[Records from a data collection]

########################################

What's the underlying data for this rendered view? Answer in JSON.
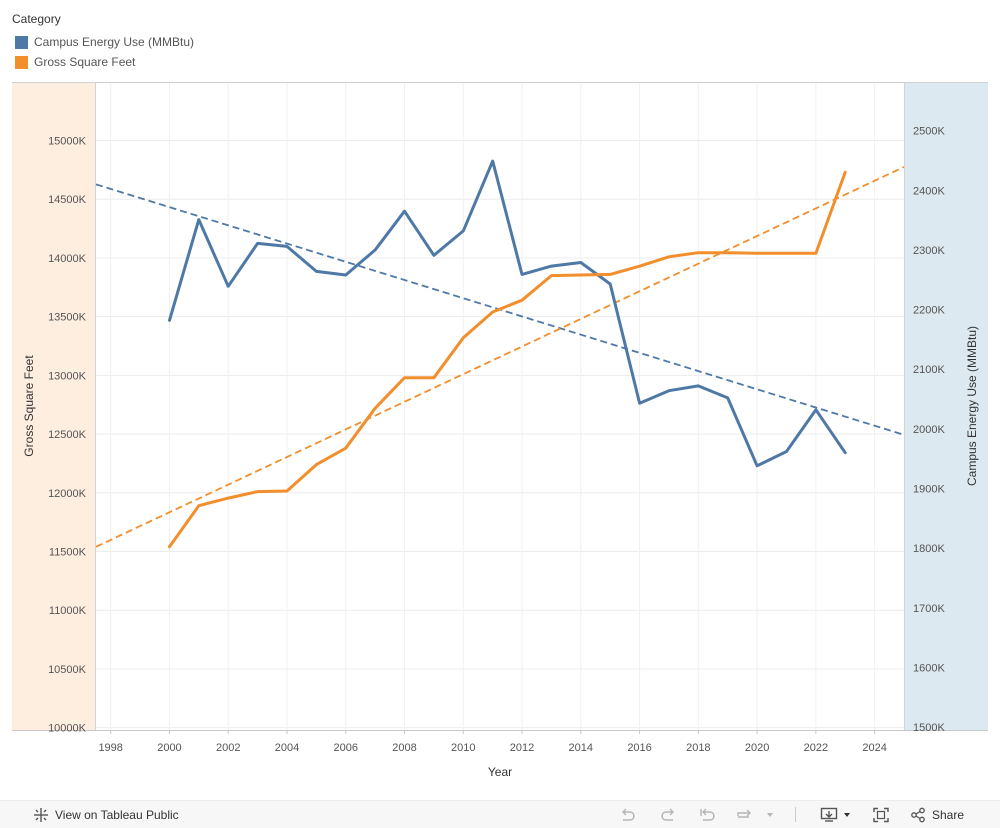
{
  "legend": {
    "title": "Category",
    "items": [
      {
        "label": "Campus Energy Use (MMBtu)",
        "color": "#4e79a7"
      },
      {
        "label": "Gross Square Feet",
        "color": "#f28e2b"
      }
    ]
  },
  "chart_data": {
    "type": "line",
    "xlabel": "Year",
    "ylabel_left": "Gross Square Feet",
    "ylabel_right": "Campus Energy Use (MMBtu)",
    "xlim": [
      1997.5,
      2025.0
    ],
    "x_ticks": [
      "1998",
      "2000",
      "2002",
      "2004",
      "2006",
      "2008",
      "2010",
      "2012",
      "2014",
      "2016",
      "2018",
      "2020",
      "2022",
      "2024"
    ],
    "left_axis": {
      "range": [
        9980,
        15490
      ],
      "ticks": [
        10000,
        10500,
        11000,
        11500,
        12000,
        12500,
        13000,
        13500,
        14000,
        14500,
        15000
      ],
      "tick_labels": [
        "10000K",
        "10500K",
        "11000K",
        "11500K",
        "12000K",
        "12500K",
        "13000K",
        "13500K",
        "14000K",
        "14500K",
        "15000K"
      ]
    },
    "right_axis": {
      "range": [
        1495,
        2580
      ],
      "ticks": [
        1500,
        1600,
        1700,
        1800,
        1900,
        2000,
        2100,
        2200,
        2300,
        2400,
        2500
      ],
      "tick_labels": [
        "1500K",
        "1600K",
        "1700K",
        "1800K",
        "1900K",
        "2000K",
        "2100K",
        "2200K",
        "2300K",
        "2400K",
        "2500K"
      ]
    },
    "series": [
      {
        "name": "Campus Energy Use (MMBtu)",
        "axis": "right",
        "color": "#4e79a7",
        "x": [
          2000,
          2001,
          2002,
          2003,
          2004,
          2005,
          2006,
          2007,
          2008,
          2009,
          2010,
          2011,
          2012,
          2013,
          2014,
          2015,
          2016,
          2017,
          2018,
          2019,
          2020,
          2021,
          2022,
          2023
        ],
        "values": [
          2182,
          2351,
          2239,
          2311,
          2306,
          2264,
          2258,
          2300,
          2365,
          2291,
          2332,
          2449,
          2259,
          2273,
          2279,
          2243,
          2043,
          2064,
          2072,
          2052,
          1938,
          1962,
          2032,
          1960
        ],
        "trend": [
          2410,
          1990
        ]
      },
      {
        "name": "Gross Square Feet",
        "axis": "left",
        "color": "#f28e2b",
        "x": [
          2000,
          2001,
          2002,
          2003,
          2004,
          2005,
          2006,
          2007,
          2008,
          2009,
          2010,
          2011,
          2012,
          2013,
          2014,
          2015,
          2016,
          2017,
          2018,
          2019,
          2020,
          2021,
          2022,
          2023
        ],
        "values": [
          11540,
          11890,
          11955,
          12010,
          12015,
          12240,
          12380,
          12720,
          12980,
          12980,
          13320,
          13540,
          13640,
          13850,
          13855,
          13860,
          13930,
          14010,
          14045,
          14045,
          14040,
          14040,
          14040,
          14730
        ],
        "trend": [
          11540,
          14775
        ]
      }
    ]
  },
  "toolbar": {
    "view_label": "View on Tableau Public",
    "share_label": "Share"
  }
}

########################################

- Objective -
Print the full listing exactly, dropping the pictures.

- Output for this exercise -
What's the underlying data for this rendered view? Answer in JSON.
{
  "legend": {
    "title": "Category",
    "items": [
      {
        "label": "Campus Energy Use (MMBtu)",
        "color": "#4e79a7"
      },
      {
        "label": "Gross Square Feet",
        "color": "#f28e2b"
      }
    ]
  },
  "chart_data": {
    "type": "line",
    "xlabel": "Year",
    "ylabel_left": "Gross Square Feet",
    "ylabel_right": "Campus Energy Use (MMBtu)",
    "xlim": [
      1997.5,
      2025.0
    ],
    "x_ticks": [
      "1998",
      "2000",
      "2002",
      "2004",
      "2006",
      "2008",
      "2010",
      "2012",
      "2014",
      "2016",
      "2018",
      "2020",
      "2022",
      "2024"
    ],
    "left_axis": {
      "range": [
        9980,
        15490
      ],
      "ticks": [
        10000,
        10500,
        11000,
        11500,
        12000,
        12500,
        13000,
        13500,
        14000,
        14500,
        15000
      ],
      "tick_labels": [
        "10000K",
        "10500K",
        "11000K",
        "11500K",
        "12000K",
        "12500K",
        "13000K",
        "13500K",
        "14000K",
        "14500K",
        "15000K"
      ]
    },
    "right_axis": {
      "range": [
        1495,
        2580
      ],
      "ticks": [
        1500,
        1600,
        1700,
        1800,
        1900,
        2000,
        2100,
        2200,
        2300,
        2400,
        2500
      ],
      "tick_labels": [
        "1500K",
        "1600K",
        "1700K",
        "1800K",
        "1900K",
        "2000K",
        "2100K",
        "2200K",
        "2300K",
        "2400K",
        "2500K"
      ]
    },
    "series": [
      {
        "name": "Campus Energy Use (MMBtu)",
        "axis": "right",
        "color": "#4e79a7",
        "x": [
          2000,
          2001,
          2002,
          2003,
          2004,
          2005,
          2006,
          2007,
          2008,
          2009,
          2010,
          2011,
          2012,
          2013,
          2014,
          2015,
          2016,
          2017,
          2018,
          2019,
          2020,
          2021,
          2022,
          2023
        ],
        "values": [
          2182,
          2351,
          2239,
          2311,
          2306,
          2264,
          2258,
          2300,
          2365,
          2291,
          2332,
          2449,
          2259,
          2273,
          2279,
          2243,
          2043,
          2064,
          2072,
          2052,
          1938,
          1962,
          2032,
          1960
        ],
        "trend": [
          2410,
          1990
        ]
      },
      {
        "name": "Gross Square Feet",
        "axis": "left",
        "color": "#f28e2b",
        "x": [
          2000,
          2001,
          2002,
          2003,
          2004,
          2005,
          2006,
          2007,
          2008,
          2009,
          2010,
          2011,
          2012,
          2013,
          2014,
          2015,
          2016,
          2017,
          2018,
          2019,
          2020,
          2021,
          2022,
          2023
        ],
        "values": [
          11540,
          11890,
          11955,
          12010,
          12015,
          12240,
          12380,
          12720,
          12980,
          12980,
          13320,
          13540,
          13640,
          13850,
          13855,
          13860,
          13930,
          14010,
          14045,
          14045,
          14040,
          14040,
          14040,
          14730
        ],
        "trend": [
          11540,
          14775
        ]
      }
    ]
  },
  "toolbar": {
    "view_label": "View on Tableau Public",
    "share_label": "Share"
  }
}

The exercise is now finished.